*RECORDS SUPPLIED:*
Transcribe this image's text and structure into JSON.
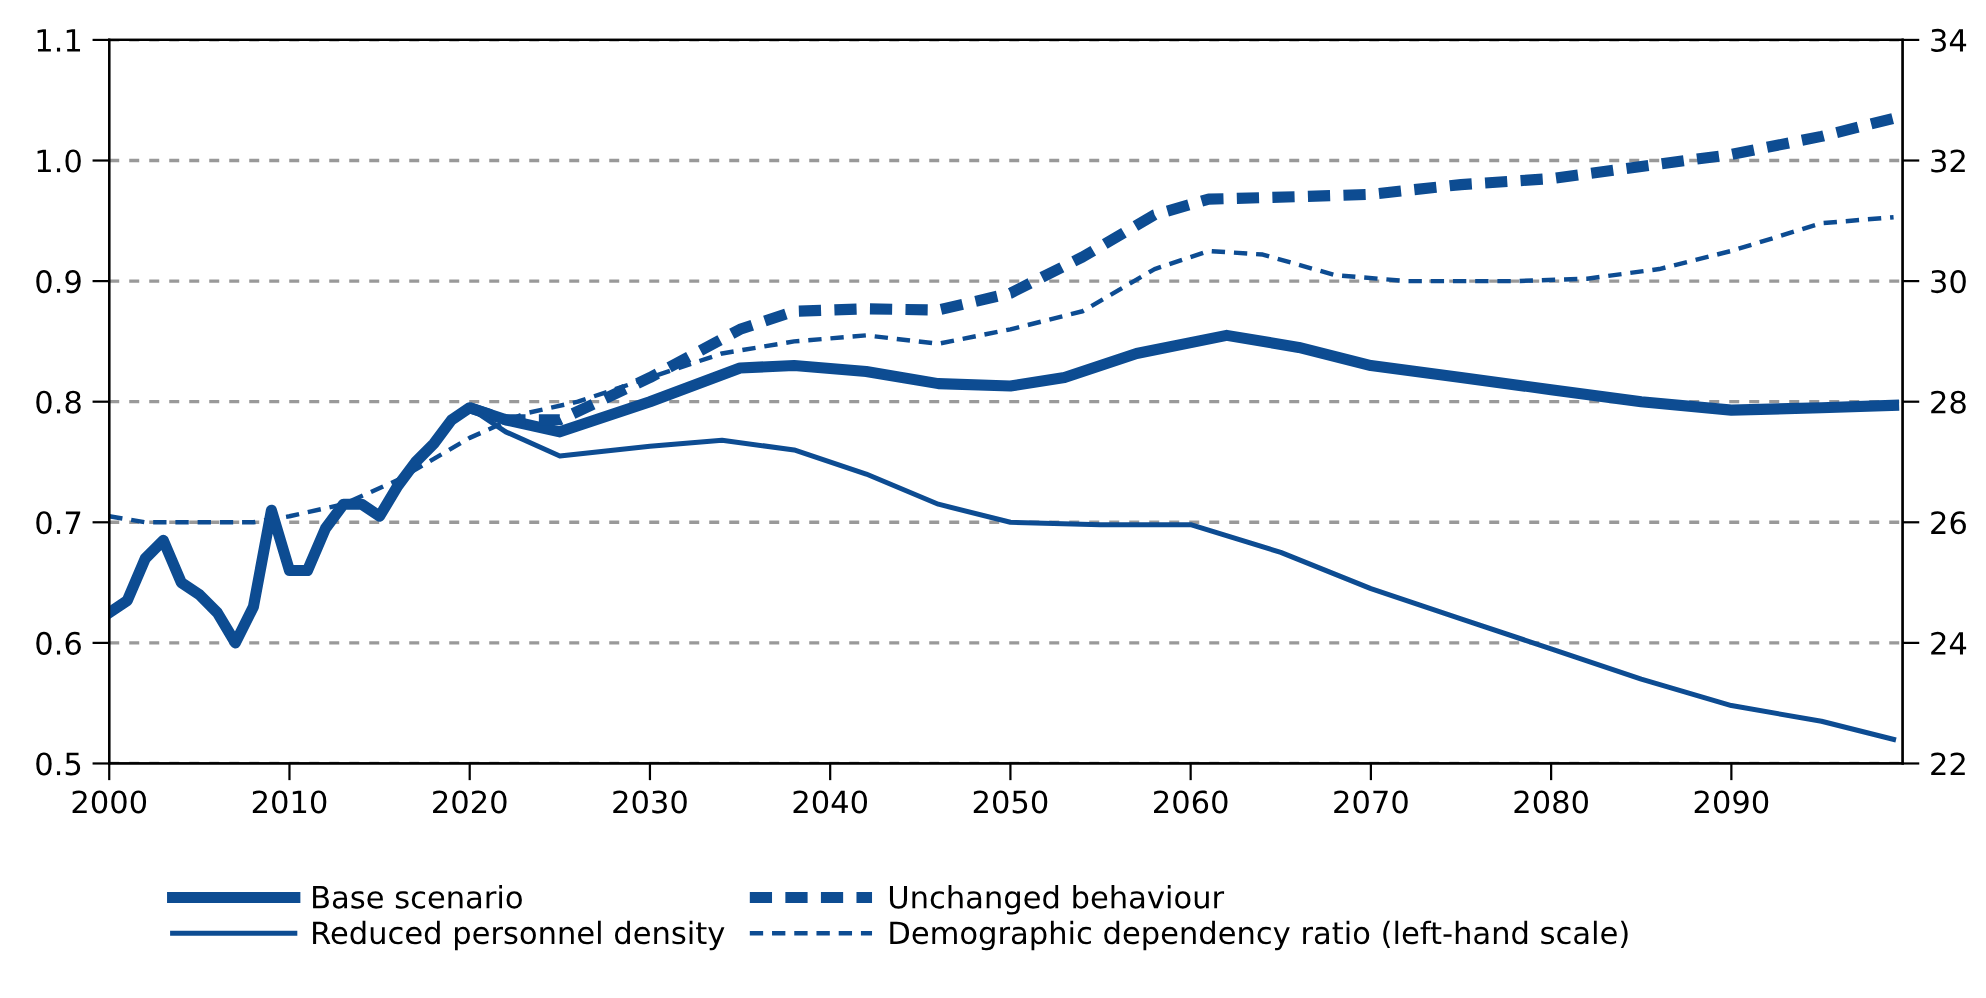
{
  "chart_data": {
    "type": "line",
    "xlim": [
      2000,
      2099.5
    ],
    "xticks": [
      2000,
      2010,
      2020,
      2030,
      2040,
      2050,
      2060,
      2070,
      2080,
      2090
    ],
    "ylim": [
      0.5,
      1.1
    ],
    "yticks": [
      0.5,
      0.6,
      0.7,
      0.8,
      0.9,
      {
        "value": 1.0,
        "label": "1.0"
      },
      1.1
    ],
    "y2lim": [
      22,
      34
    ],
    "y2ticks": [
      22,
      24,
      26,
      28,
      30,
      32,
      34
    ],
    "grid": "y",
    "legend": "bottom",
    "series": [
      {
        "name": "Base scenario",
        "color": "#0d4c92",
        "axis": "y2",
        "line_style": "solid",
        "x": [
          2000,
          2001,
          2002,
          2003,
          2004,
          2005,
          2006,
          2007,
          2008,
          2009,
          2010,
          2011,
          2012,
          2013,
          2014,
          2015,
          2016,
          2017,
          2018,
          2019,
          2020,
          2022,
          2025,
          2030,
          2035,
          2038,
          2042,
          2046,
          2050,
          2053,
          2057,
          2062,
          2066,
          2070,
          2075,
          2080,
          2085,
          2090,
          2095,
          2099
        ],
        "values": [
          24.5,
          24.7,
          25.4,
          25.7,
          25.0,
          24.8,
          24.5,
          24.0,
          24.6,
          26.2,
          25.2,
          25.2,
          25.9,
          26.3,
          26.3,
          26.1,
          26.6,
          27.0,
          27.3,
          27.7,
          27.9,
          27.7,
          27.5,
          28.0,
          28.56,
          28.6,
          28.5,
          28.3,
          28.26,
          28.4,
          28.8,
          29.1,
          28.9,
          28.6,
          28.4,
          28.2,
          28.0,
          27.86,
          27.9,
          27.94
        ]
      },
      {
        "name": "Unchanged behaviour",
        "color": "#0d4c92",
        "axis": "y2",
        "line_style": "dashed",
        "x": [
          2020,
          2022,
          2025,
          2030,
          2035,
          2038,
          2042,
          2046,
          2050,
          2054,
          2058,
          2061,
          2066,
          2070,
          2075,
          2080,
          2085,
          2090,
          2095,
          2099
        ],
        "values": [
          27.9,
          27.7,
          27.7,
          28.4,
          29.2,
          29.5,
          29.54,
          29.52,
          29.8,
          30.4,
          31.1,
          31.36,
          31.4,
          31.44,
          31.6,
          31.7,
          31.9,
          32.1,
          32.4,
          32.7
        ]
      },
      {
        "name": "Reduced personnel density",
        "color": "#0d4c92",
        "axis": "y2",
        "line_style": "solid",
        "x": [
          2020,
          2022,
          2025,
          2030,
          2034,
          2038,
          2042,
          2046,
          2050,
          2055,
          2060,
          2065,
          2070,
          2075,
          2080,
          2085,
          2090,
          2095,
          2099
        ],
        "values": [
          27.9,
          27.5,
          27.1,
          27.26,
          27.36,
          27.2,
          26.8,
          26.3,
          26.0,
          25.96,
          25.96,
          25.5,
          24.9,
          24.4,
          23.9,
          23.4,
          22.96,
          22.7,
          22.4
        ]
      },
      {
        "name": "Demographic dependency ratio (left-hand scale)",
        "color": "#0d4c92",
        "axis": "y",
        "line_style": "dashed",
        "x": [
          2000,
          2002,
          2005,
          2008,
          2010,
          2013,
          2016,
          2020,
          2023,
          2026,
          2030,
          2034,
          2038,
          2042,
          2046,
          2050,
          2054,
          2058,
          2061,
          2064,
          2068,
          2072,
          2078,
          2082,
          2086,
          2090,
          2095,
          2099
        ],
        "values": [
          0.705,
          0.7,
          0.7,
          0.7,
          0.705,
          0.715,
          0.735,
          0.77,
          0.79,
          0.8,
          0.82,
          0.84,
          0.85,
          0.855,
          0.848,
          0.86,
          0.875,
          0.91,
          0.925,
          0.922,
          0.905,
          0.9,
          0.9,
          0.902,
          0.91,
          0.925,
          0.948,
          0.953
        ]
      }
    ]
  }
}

*EXERCISE PROMPT:*
Check each line of the data above for the word "name", then state how many lines have it. Give the number alone.

*SOLVED EXERCISE:*
4